Dataset items:

---*---

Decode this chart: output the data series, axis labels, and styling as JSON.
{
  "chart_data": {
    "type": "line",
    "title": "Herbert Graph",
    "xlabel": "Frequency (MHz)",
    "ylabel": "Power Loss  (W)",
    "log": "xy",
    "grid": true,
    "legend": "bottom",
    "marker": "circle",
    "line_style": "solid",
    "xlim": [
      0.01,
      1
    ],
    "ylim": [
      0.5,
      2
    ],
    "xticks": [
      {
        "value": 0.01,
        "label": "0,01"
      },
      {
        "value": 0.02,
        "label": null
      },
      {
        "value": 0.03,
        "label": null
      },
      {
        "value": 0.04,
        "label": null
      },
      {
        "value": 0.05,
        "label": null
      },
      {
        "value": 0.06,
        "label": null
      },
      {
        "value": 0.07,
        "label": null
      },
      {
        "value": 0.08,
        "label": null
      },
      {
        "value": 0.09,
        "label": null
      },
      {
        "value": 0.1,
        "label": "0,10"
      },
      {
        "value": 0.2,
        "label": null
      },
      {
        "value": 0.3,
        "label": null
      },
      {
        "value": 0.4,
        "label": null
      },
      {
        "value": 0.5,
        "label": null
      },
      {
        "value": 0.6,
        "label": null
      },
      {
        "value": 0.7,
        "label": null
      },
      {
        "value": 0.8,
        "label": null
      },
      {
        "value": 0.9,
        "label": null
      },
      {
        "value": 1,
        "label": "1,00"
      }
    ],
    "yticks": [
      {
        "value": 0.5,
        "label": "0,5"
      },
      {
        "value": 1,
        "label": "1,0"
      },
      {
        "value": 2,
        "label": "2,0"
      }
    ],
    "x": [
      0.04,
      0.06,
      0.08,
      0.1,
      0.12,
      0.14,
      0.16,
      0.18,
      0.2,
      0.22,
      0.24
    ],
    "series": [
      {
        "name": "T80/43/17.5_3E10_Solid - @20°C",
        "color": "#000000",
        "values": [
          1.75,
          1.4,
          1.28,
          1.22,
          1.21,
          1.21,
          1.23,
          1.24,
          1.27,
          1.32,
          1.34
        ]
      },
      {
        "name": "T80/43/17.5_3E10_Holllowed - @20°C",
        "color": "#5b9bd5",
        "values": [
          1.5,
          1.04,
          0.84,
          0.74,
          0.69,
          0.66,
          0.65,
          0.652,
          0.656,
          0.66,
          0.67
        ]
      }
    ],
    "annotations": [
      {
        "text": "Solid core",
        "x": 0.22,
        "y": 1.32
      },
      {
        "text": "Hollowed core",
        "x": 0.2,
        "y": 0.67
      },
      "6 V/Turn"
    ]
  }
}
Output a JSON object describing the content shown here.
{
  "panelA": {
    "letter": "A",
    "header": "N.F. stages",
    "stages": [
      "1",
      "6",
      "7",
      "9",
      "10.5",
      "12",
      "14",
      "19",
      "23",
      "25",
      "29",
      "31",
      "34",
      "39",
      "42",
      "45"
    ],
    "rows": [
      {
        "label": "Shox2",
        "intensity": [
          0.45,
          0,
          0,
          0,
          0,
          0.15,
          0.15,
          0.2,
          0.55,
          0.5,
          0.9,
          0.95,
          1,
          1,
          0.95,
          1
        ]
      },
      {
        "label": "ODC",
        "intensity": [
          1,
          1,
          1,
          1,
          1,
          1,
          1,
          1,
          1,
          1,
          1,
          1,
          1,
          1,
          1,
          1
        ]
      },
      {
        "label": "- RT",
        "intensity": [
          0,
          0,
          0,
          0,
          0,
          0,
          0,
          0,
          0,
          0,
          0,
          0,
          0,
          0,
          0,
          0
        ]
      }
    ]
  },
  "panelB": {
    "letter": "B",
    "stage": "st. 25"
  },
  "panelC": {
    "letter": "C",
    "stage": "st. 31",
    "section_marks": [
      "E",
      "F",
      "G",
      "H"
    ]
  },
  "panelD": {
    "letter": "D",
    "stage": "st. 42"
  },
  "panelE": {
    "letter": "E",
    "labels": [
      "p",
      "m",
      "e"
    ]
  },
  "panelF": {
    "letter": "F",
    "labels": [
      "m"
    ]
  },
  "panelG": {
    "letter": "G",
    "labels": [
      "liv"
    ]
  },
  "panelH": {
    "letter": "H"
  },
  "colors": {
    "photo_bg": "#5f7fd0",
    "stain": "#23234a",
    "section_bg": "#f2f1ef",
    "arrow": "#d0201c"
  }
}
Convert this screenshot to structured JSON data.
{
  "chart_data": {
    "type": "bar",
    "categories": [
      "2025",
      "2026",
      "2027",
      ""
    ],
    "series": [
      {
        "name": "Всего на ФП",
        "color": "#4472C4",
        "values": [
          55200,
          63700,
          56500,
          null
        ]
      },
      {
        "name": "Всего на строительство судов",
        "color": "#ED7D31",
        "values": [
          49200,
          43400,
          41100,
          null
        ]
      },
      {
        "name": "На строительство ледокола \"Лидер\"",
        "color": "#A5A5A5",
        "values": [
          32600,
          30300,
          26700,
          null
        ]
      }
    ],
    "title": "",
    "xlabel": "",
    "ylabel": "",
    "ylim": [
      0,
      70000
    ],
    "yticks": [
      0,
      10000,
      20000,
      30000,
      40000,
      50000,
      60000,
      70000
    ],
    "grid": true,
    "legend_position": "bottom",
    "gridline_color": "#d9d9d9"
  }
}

---*---

▶ **WHAT THE EXERCISE ASKS**
Restate every record exactly, leaving nothing out.

▶ **RESULT FOR THIS TASK**
Decode this chart: output the data series, axis labels, and styling as JSON.
{
  "chart_data": {
    "type": "line",
    "title": "Herbert Graph",
    "xlabel": "Frequency (MHz)",
    "ylabel": "Power Loss  (W)",
    "log": "xy",
    "grid": true,
    "legend": "bottom",
    "marker": "circle",
    "line_style": "solid",
    "xlim": [
      0.01,
      1
    ],
    "ylim": [
      0.5,
      2
    ],
    "xticks": [
      {
        "value": 0.01,
        "label": "0,01"
      },
      {
        "value": 0.02,
        "label": null
      },
      {
        "value": 0.03,
        "label": null
      },
      {
        "value": 0.04,
        "label": null
      },
      {
        "value": 0.05,
        "label": null
      },
      {
        "value": 0.06,
        "label": null
      },
      {
        "value": 0.07,
        "label": null
      },
      {
        "value": 0.08,
        "label": null
      },
      {
        "value": 0.09,
        "label": null
      },
      {
        "value": 0.1,
        "label": "0,10"
      },
      {
        "value": 0.2,
        "label": null
      },
      {
        "value": 0.3,
        "label": null
      },
      {
        "value": 0.4,
        "label": null
      },
      {
        "value": 0.5,
        "label": null
      },
      {
        "value": 0.6,
        "label": null
      },
      {
        "value": 0.7,
        "label": null
      },
      {
        "value": 0.8,
        "label": null
      },
      {
        "value": 0.9,
        "label": null
      },
      {
        "value": 1,
        "label": "1,00"
      }
    ],
    "yticks": [
      {
        "value": 0.5,
        "label": "0,5"
      },
      {
        "value": 1,
        "label": "1,0"
      },
      {
        "value": 2,
        "label": "2,0"
      }
    ],
    "x": [
      0.04,
      0.06,
      0.08,
      0.1,
      0.12,
      0.14,
      0.16,
      0.18,
      0.2,
      0.22,
      0.24
    ],
    "series": [
      {
        "name": "T80/43/17.5_3E10_Solid - @20°C",
        "color": "#000000",
        "values": [
          1.75,
          1.4,
          1.28,
          1.22,
          1.21,
          1.21,
          1.23,
          1.24,
          1.27,
          1.32,
          1.34
        ]
      },
      {
        "name": "T80/43/17.5_3E10_Holllowed - @20°C",
        "color": "#5b9bd5",
        "values": [
          1.5,
          1.04,
          0.84,
          0.74,
          0.69,
          0.66,
          0.65,
          0.652,
          0.656,
          0.66,
          0.67
        ]
      }
    ],
    "annotations": [
      {
        "text": "Solid core",
        "x": 0.22,
        "y": 1.32
      },
      {
        "text": "Hollowed core",
        "x": 0.2,
        "y": 0.67
      },
      "6 V/Turn"
    ]
  }
}
Output a JSON object describing the content shown here.
{
  "panelA": {
    "letter": "A",
    "header": "N.F. stages",
    "stages": [
      "1",
      "6",
      "7",
      "9",
      "10.5",
      "12",
      "14",
      "19",
      "23",
      "25",
      "29",
      "31",
      "34",
      "39",
      "42",
      "45"
    ],
    "rows": [
      {
        "label": "Shox2",
        "intensity": [
          0.45,
          0,
          0,
          0,
          0,
          0.15,
          0.15,
          0.2,
          0.55,
          0.5,
          0.9,
          0.95,
          1,
          1,
          0.95,
          1
        ]
      },
      {
        "label": "ODC",
        "intensity": [
          1,
          1,
          1,
          1,
          1,
          1,
          1,
          1,
          1,
          1,
          1,
          1,
          1,
          1,
          1,
          1
        ]
      },
      {
        "label": "- RT",
        "intensity": [
          0,
          0,
          0,
          0,
          0,
          0,
          0,
          0,
          0,
          0,
          0,
          0,
          0,
          0,
          0,
          0
        ]
      }
    ]
  },
  "panelB": {
    "letter": "B",
    "stage": "st. 25"
  },
  "panelC": {
    "letter": "C",
    "stage": "st. 31",
    "section_marks": [
      "E",
      "F",
      "G",
      "H"
    ]
  },
  "panelD": {
    "letter": "D",
    "stage": "st. 42"
  },
  "panelE": {
    "letter": "E",
    "labels": [
      "p",
      "m",
      "e"
    ]
  },
  "panelF": {
    "letter": "F",
    "labels": [
      "m"
    ]
  },
  "panelG": {
    "letter": "G",
    "labels": [
      "liv"
    ]
  },
  "panelH": {
    "letter": "H"
  },
  "colors": {
    "photo_bg": "#5f7fd0",
    "stain": "#23234a",
    "section_bg": "#f2f1ef",
    "arrow": "#d0201c"
  }
}
Convert this screenshot to structured JSON data.
{
  "chart_data": {
    "type": "bar",
    "categories": [
      "2025",
      "2026",
      "2027",
      ""
    ],
    "series": [
      {
        "name": "Всего на ФП",
        "color": "#4472C4",
        "values": [
          55200,
          63700,
          56500,
          null
        ]
      },
      {
        "name": "Всего на строительство судов",
        "color": "#ED7D31",
        "values": [
          49200,
          43400,
          41100,
          null
        ]
      },
      {
        "name": "На строительство ледокола \"Лидер\"",
        "color": "#A5A5A5",
        "values": [
          32600,
          30300,
          26700,
          null
        ]
      }
    ],
    "title": "",
    "xlabel": "",
    "ylabel": "",
    "ylim": [
      0,
      70000
    ],
    "yticks": [
      0,
      10000,
      20000,
      30000,
      40000,
      50000,
      60000,
      70000
    ],
    "grid": true,
    "legend_position": "bottom",
    "gridline_color": "#d9d9d9"
  }
}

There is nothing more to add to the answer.